→ INFORMATION PROVIDED
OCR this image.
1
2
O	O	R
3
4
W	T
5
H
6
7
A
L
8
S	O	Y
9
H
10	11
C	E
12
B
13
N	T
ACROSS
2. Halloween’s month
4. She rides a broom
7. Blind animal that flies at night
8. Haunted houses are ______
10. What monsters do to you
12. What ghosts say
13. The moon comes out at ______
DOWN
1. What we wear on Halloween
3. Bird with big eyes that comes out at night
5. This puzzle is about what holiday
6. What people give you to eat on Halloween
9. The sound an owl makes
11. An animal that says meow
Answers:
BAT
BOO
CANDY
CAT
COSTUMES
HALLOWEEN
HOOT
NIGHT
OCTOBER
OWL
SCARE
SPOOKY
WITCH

...

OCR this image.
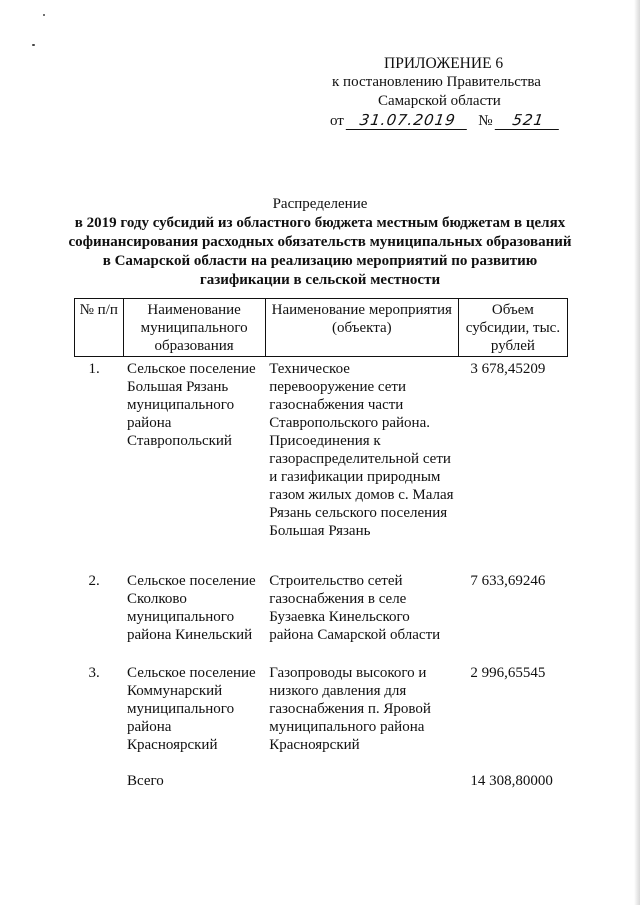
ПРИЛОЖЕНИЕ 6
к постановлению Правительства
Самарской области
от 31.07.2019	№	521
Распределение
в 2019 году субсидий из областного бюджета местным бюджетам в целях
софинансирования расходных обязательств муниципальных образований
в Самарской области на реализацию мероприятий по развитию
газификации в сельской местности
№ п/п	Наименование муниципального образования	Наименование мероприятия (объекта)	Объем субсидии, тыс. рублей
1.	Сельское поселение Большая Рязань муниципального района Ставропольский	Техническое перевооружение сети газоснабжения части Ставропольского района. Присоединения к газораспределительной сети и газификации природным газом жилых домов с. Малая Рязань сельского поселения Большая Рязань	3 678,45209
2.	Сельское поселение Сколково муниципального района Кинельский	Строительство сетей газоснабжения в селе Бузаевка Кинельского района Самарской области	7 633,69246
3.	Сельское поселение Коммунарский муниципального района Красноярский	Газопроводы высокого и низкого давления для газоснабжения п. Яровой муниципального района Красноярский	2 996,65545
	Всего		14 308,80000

→ TASK DESCRIPTION
Filter the data for the string "области" and copy every line that has it.

→ WRITTEN REPLY
Самарской области
в Самарской области на реализацию мероприятий по развитию
2.	Сельское поселение Сколково муниципального района Кинельский	Строительство сетей газоснабжения в селе Бузаевка Кинельского района Самарской области	7 633,69246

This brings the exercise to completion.